Labeled box records:
==================================================

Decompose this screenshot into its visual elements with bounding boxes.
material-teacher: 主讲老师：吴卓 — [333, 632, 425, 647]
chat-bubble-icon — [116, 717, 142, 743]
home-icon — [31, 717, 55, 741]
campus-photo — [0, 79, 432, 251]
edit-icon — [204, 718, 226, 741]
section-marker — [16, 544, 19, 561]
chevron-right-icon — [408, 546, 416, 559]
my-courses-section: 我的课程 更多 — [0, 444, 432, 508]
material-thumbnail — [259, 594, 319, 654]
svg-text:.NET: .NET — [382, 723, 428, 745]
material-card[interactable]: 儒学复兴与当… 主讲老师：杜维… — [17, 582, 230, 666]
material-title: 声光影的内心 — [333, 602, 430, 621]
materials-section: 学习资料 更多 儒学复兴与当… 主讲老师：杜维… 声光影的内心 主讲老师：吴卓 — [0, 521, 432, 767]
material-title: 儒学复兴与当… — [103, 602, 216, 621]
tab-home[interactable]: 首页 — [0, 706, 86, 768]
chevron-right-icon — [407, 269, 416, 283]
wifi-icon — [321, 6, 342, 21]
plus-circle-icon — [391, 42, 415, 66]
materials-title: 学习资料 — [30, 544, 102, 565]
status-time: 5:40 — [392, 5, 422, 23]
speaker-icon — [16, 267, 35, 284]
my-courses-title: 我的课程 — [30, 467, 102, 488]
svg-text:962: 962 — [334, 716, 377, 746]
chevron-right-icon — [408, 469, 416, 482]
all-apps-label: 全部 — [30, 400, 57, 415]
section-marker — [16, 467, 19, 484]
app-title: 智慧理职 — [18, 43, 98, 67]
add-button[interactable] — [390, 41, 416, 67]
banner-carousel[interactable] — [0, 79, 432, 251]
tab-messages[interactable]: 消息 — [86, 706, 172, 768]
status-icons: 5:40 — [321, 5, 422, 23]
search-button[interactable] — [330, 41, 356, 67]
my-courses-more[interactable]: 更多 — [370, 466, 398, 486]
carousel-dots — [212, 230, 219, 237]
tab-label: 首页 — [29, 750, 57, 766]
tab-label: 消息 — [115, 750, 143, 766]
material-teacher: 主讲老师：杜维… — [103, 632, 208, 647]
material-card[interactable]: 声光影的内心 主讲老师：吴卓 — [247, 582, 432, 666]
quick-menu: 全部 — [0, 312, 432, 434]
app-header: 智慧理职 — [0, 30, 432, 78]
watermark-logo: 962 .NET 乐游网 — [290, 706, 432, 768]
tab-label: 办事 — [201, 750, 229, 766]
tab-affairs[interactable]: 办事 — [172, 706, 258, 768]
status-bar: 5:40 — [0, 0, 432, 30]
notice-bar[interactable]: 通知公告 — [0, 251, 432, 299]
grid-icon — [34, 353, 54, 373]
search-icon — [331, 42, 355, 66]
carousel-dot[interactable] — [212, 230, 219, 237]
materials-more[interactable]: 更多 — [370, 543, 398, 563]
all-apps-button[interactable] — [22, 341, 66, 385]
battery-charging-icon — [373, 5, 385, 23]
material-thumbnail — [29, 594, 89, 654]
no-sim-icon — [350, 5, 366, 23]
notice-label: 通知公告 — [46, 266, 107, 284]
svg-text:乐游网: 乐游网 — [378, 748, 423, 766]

==================================================

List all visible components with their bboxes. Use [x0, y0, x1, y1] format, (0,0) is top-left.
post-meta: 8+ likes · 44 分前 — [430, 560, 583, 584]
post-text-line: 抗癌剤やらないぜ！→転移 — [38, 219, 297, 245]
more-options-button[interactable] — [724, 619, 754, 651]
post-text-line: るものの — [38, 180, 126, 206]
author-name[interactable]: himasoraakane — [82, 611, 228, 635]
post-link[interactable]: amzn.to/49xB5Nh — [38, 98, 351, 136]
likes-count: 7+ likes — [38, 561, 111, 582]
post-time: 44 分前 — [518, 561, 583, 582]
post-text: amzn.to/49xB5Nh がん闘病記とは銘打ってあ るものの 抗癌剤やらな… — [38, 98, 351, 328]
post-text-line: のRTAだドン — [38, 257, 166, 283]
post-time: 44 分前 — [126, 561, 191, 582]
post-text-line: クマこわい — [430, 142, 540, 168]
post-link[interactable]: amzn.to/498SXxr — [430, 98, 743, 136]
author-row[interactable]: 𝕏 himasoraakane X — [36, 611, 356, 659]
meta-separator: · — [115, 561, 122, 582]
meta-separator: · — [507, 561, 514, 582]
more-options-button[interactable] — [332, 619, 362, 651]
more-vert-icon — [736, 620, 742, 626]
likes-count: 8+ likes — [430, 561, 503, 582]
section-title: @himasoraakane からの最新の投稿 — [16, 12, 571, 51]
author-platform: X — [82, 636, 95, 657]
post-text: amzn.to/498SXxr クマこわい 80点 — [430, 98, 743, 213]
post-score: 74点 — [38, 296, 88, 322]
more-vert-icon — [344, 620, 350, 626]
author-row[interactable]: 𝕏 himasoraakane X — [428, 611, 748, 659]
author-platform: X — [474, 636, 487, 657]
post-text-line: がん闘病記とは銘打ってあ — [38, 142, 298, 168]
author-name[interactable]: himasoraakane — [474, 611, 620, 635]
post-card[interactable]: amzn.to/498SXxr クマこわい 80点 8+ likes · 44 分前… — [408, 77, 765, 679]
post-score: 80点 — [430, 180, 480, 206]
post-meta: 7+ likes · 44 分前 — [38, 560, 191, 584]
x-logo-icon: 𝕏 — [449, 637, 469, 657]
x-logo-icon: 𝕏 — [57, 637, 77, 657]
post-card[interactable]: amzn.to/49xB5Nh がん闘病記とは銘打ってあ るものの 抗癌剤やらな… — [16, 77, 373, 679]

==================================================

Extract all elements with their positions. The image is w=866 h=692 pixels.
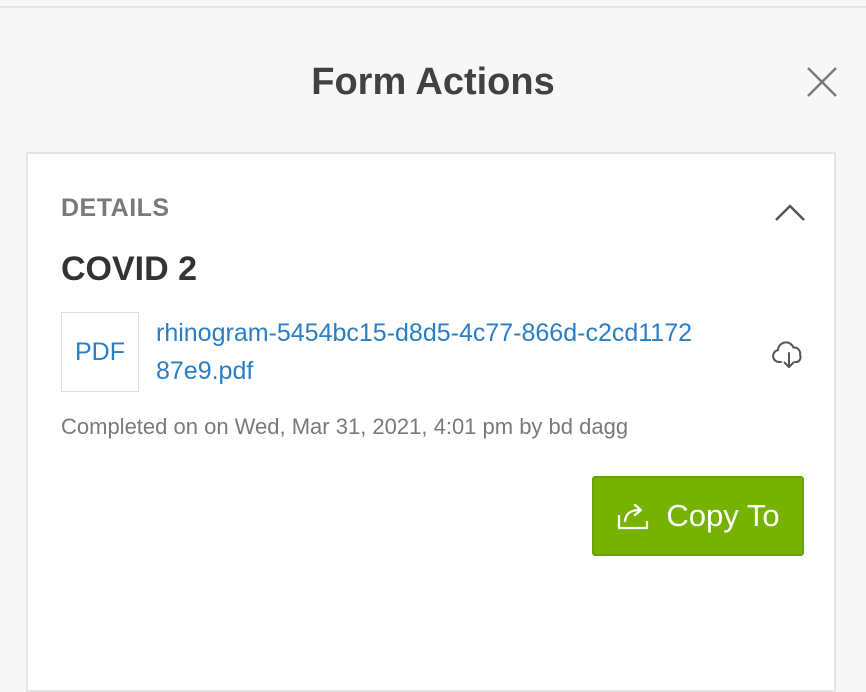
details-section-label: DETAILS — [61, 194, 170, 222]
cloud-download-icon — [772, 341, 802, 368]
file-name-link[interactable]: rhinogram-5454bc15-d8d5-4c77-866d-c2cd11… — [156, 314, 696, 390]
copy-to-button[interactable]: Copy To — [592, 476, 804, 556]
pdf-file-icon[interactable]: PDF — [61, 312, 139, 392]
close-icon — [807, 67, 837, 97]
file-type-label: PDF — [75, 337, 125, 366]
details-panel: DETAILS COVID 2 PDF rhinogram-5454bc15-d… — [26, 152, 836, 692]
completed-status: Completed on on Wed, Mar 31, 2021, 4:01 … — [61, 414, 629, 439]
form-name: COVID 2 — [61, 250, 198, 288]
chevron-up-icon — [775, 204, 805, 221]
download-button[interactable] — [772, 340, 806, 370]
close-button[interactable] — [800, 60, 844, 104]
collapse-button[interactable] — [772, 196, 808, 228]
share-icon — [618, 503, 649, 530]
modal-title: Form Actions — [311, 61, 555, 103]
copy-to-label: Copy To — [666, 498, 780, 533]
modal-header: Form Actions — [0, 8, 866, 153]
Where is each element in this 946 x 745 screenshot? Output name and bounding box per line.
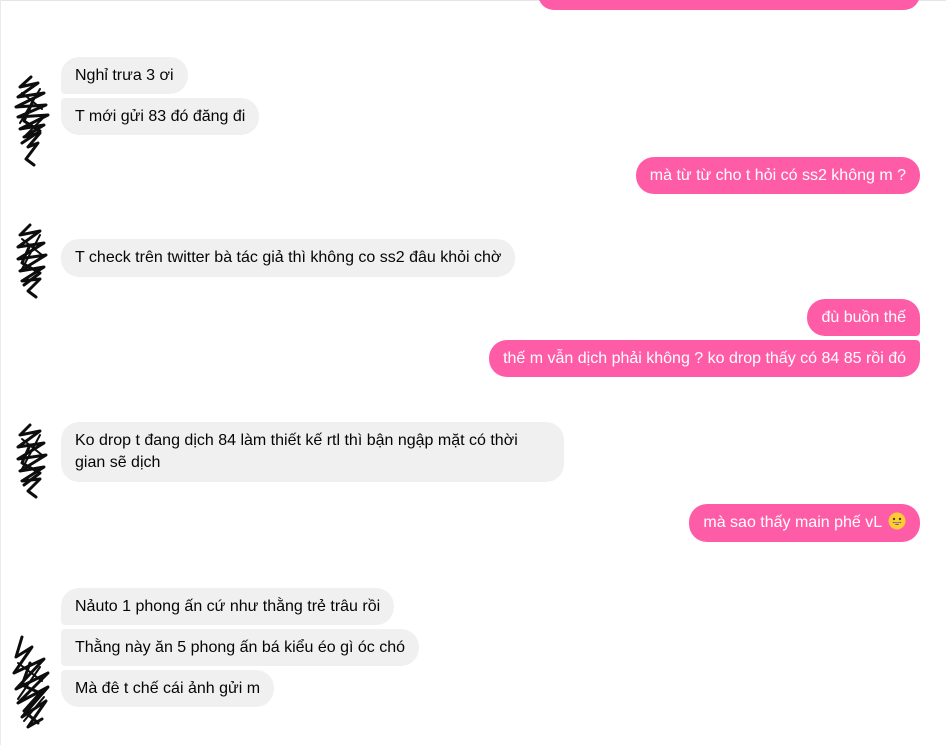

==================================================

Task to carry out: Could you print the lines between the one holding "Decompose this screenshot" and the one holding "my-courses-section: 我的课程 更多", inclusive, with nothing changed?

Response:
Decompose this screenshot into its visual elements with bounding boxes.
material-teacher: 主讲老师：吴卓 — [333, 632, 425, 647]
chat-bubble-icon — [116, 717, 142, 743]
home-icon — [31, 717, 55, 741]
campus-photo — [0, 79, 432, 251]
edit-icon — [204, 718, 226, 741]
section-marker — [16, 544, 19, 561]
chevron-right-icon — [408, 546, 416, 559]
my-courses-section: 我的课程 更多 — [0, 444, 432, 508]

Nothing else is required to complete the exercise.